<<<<
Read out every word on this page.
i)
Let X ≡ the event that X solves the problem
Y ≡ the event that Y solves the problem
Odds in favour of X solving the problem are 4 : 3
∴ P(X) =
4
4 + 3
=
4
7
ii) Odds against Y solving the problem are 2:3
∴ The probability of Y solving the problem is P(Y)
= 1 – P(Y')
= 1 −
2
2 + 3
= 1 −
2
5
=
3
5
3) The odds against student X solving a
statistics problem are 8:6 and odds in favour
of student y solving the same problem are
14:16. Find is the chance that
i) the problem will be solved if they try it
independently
>>>>
Every line of the data above should be copied exactly.

Read out every word on this page.
i)
Let X ≡ the event that X solves the problem
Y ≡ the event that Y solves the problem
Odds in favour of X solving the problem are 4 : 3
∴ P(X) =
4
4 + 3
=
4
7
ii) Odds against Y solving the problem are 2:3
∴ The probability of Y solving the problem is P(Y)
= 1 – P(Y')
= 1 −
2
2 + 3
= 1 −
2
5
=
3
5
3) The odds against student X solving a
statistics problem are 8:6 and odds in favour
of student y solving the same problem are
14:16. Find is the chance that
i) the problem will be solved if they try it
independently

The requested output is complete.